### FRAGMENTO SELECCIONADO
Imagen de archivo de voluntarios en un Banco de Alimentos
Imagen de archivo de voluntarios en un Banco de Alimentos EUROPA PRESS

Un banco de alimentos en Essen (oeste de Alemania) dejará de recibir extranjeros, bajo el argumento de que el flujo migratorio de los últimos años amenaza con impedirles ayudar a personas necesitadas alemanas.

Tafel Essen, como se llama este banco de alimentos, indicó que esa regla solo afectará a las nuevas personas que quieran registrarse y que los extranjeros que ya están inscritos seguirán recibiendo ayuda.

Actualmente un 75% de los registrados son extranjeros, señaló la asociación en su página web.

"Queremos que las abuelas alemanas también puedan seguir recibiendo nuestra ayuda", dijo Jörg Sartor, presidente de Tafel Essen, en declaraciones al diario regional Westdeutsche Allgemeine.

Según Sartor, muchas mujeres mayores se han visto cohibidas ante la presencia de numerosos hombres que hablaban otros idiomas en los puestos de reparto.

Antes de la ola migratoria de 2015, aproximadamente un tercio de las personas registradas en el banco de alimentos eran extranjeras.

(Datos recopilados)
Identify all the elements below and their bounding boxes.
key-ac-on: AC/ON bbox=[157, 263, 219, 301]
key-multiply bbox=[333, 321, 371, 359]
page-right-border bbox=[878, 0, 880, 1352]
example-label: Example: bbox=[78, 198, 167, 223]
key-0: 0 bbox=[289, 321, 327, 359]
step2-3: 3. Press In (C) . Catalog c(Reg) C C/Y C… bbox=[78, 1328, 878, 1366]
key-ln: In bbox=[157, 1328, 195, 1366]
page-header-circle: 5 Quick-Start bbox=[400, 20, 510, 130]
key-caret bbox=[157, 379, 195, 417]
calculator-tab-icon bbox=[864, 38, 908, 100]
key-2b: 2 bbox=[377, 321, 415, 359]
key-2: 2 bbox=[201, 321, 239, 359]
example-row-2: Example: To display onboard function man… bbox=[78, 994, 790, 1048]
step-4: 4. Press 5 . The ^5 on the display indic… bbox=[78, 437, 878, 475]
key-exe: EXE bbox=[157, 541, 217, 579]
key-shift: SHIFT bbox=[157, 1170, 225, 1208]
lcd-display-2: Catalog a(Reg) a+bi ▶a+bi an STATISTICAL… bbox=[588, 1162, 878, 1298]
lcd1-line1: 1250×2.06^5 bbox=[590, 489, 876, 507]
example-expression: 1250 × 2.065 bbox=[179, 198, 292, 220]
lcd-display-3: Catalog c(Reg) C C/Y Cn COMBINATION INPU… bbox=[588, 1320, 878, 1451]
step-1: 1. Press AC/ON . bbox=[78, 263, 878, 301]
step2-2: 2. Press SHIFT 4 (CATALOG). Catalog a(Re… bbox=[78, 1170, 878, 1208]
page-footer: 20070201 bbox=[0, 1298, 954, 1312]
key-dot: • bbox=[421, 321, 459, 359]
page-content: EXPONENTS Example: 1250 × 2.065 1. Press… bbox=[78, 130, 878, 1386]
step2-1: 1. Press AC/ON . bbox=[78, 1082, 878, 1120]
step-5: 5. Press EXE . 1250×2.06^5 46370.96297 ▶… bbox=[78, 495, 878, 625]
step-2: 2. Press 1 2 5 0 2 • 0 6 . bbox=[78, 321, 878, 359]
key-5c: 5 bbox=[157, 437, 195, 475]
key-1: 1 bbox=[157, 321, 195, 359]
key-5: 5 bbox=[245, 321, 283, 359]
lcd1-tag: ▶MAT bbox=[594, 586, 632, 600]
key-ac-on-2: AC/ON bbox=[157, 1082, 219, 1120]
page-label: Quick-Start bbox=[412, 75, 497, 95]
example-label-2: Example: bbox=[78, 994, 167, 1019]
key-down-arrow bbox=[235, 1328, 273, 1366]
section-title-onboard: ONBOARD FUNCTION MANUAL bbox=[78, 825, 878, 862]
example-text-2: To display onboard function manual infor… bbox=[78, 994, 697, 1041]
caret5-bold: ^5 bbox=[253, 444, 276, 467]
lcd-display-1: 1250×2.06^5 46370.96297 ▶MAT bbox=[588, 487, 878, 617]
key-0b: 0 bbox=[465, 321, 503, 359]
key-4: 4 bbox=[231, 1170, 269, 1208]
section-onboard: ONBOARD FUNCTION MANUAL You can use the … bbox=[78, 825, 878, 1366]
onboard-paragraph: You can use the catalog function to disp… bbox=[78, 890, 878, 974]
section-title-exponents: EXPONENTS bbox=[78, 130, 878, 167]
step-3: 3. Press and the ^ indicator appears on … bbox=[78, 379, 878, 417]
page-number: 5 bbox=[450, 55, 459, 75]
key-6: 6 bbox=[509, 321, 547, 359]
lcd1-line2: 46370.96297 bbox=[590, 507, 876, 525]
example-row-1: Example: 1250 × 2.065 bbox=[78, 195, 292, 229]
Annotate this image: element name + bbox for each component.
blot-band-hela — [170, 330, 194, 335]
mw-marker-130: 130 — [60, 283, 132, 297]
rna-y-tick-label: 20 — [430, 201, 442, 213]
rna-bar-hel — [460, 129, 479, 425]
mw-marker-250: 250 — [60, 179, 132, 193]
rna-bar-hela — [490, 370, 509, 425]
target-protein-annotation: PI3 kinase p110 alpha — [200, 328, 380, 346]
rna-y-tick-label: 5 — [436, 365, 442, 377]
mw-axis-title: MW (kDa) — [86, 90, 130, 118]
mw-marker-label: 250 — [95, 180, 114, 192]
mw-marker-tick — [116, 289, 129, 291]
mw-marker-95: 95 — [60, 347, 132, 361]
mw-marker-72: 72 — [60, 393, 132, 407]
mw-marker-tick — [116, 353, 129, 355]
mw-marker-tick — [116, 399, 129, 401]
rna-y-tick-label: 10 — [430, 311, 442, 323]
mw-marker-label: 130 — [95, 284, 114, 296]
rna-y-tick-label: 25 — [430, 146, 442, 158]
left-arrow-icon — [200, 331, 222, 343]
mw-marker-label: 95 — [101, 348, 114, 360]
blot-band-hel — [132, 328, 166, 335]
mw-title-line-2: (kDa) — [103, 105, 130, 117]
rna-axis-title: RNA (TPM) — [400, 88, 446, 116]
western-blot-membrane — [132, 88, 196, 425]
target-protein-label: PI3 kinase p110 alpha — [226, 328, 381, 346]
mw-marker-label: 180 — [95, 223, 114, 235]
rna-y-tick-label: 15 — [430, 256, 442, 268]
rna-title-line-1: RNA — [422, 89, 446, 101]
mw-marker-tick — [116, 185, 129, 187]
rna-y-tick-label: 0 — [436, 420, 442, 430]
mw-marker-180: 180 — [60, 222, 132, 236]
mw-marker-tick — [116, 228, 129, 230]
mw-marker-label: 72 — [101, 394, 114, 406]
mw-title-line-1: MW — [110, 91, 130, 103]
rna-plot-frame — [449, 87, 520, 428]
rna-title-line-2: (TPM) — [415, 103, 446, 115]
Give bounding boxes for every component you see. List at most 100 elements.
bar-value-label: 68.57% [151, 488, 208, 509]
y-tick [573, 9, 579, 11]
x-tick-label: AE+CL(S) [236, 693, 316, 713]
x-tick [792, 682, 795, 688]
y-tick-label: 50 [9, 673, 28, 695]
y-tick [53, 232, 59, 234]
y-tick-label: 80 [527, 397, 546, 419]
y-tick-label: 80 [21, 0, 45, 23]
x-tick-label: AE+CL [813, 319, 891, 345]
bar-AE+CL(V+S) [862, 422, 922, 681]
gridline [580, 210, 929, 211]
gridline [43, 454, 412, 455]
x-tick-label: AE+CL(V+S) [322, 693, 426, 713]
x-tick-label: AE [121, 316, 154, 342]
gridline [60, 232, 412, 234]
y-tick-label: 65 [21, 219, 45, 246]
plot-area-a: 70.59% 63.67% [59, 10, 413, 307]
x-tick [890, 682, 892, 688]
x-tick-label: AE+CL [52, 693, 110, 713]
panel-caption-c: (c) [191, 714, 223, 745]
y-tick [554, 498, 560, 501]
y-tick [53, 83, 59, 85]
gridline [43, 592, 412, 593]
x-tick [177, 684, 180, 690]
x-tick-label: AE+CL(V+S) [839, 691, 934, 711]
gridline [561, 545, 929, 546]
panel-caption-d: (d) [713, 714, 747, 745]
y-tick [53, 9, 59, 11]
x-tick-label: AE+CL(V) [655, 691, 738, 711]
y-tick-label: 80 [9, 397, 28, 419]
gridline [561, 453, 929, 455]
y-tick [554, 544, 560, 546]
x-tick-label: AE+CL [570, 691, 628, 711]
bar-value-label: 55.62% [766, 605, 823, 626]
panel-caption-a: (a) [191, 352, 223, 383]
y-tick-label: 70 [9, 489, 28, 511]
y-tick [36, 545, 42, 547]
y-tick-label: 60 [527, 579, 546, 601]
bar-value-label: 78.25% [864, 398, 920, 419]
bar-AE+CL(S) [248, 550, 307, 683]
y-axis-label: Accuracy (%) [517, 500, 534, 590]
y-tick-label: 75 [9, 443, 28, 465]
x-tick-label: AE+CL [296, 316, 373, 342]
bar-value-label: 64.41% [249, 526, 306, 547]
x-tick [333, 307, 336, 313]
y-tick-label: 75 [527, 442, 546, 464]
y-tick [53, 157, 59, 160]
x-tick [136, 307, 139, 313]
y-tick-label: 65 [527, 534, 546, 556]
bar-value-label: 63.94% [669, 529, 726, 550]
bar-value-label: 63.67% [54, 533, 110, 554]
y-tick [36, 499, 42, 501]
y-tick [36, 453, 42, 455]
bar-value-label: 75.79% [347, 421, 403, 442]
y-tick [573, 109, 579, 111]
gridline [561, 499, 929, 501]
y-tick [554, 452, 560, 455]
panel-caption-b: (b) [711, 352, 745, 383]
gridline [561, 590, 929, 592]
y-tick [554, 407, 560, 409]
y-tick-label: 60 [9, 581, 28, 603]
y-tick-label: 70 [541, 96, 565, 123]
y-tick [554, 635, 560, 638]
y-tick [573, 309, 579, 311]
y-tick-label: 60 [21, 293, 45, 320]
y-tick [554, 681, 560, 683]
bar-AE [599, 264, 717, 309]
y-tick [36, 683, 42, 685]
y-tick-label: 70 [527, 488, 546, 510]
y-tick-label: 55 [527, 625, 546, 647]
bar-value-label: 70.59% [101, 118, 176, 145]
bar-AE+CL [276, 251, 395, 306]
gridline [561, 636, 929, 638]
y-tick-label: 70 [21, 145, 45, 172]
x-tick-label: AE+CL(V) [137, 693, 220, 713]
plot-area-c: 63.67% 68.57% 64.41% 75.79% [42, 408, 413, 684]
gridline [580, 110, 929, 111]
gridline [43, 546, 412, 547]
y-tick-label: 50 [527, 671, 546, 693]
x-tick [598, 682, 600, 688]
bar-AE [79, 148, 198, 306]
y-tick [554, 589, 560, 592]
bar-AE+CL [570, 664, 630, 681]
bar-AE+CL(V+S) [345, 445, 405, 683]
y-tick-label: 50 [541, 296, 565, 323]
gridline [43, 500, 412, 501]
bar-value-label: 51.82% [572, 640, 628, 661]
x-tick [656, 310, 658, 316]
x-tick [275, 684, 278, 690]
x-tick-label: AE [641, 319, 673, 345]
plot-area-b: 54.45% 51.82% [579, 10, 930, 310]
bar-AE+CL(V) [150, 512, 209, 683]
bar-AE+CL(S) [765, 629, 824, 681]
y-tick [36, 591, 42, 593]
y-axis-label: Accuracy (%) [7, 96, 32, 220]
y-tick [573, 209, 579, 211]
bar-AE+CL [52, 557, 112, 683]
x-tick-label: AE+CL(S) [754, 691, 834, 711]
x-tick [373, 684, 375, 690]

### EJERCICIO
Según la noticia sobre el banco de alimentos de Essen, ¿qué porcentaje de los registrados son extranjeros en la actualidad? Los registros son un material aparte del texto.

### TU RESPUESTA
Un 75%.